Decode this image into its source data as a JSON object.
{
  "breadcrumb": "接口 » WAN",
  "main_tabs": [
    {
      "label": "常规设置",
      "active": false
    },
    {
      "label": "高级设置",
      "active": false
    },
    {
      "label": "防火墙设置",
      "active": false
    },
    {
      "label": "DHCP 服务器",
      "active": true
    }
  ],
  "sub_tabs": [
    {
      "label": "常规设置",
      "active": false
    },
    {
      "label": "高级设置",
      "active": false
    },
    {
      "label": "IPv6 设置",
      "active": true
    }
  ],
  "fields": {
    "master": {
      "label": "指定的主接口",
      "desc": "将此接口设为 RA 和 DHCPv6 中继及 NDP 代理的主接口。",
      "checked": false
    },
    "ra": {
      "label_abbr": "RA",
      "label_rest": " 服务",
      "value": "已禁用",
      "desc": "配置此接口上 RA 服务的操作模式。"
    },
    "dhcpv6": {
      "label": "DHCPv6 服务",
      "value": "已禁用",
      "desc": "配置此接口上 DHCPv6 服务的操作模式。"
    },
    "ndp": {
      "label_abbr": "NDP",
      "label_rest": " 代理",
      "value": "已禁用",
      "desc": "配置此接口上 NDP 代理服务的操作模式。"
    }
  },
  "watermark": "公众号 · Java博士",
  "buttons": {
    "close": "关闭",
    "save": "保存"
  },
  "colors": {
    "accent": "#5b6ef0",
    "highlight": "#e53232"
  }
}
------------
> **Exercise directions**
Show the data once more, exactly as it was written.

> **Answer to the problem**
Decode this image into its source data as a JSON object.
{
  "breadcrumb": "接口 » WAN",
  "main_tabs": [
    {
      "label": "常规设置",
      "active": false
    },
    {
      "label": "高级设置",
      "active": false
    },
    {
      "label": "防火墙设置",
      "active": false
    },
    {
      "label": "DHCP 服务器",
      "active": true
    }
  ],
  "sub_tabs": [
    {
      "label": "常规设置",
      "active": false
    },
    {
      "label": "高级设置",
      "active": false
    },
    {
      "label": "IPv6 设置",
      "active": true
    }
  ],
  "fields": {
    "master": {
      "label": "指定的主接口",
      "desc": "将此接口设为 RA 和 DHCPv6 中继及 NDP 代理的主接口。",
      "checked": false
    },
    "ra": {
      "label_abbr": "RA",
      "label_rest": " 服务",
      "value": "已禁用",
      "desc": "配置此接口上 RA 服务的操作模式。"
    },
    "dhcpv6": {
      "label": "DHCPv6 服务",
      "value": "已禁用",
      "desc": "配置此接口上 DHCPv6 服务的操作模式。"
    },
    "ndp": {
      "label_abbr": "NDP",
      "label_rest": " 代理",
      "value": "已禁用",
      "desc": "配置此接口上 NDP 代理服务的操作模式。"
    }
  },
  "watermark": "公众号 · Java博士",
  "buttons": {
    "close": "关闭",
    "save": "保存"
  },
  "colors": {
    "accent": "#5b6ef0",
    "highlight": "#e53232"
  }
}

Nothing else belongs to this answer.